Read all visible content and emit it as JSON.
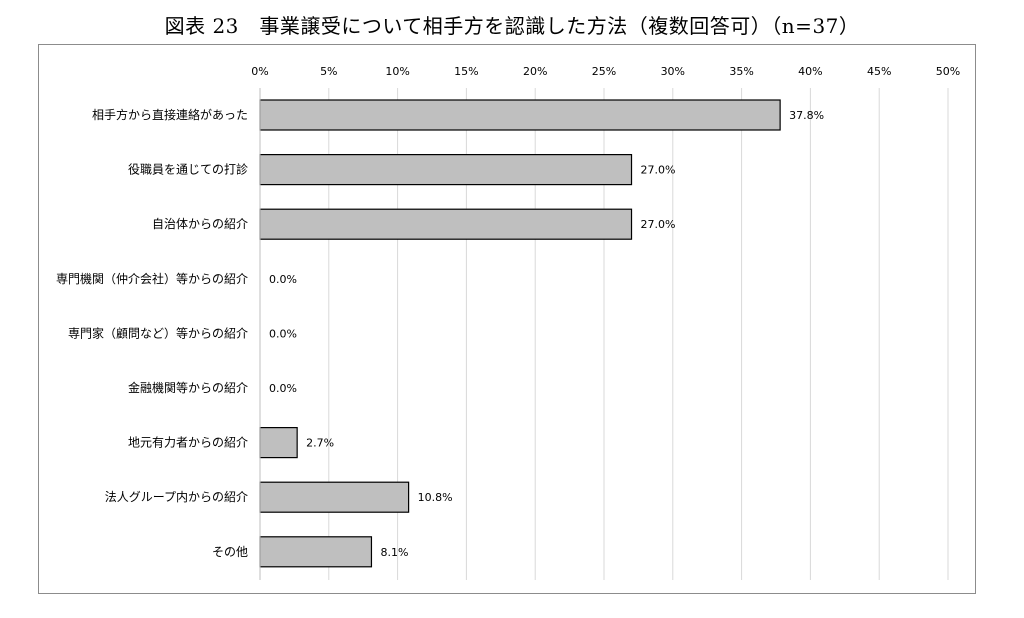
{
  "title": "図表 23　事業譲受について相手方を認識した方法（複数回答可）（n=37）",
  "chart_data": {
    "type": "bar",
    "orientation": "horizontal",
    "title": "図表 23　事業譲受について相手方を認識した方法（複数回答可）（n=37）",
    "categories": [
      "相手方から直接連絡があった",
      "役職員を通じての打診",
      "自治体からの紹介",
      "専門機関（仲介会社）等からの紹介",
      "専門家（顧問など）等からの紹介",
      "金融機関等からの紹介",
      "地元有力者からの紹介",
      "法人グループ内からの紹介",
      "その他"
    ],
    "values": [
      37.8,
      27.0,
      27.0,
      0.0,
      0.0,
      0.0,
      2.7,
      10.8,
      8.1
    ],
    "data_labels": [
      "37.8%",
      "27.0%",
      "27.0%",
      "0.0%",
      "0.0%",
      "0.0%",
      "2.7%",
      "10.8%",
      "8.1%"
    ],
    "xlim": [
      0,
      50
    ],
    "x_ticks": [
      "0%",
      "5%",
      "10%",
      "15%",
      "20%",
      "25%",
      "30%",
      "35%",
      "40%",
      "45%",
      "50%"
    ],
    "x_tick_values": [
      0,
      5,
      10,
      15,
      20,
      25,
      30,
      35,
      40,
      45,
      50
    ],
    "x_axis_position": "top",
    "grid": true,
    "bar_color": "#bfbfbf",
    "bar_edge_color": "#000000",
    "grid_color": "#d9d9d9"
  }
}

==========

REQUEST: Return all lines containing the word "複数回答可".

ANSWER TO THIS TASK:
  "title": "図表 23　事業譲受について相手方を認識した方法（複数回答可）（n=37）",
    "title": "図表 23　事業譲受について相手方を認識した方法（複数回答可）（n=37）",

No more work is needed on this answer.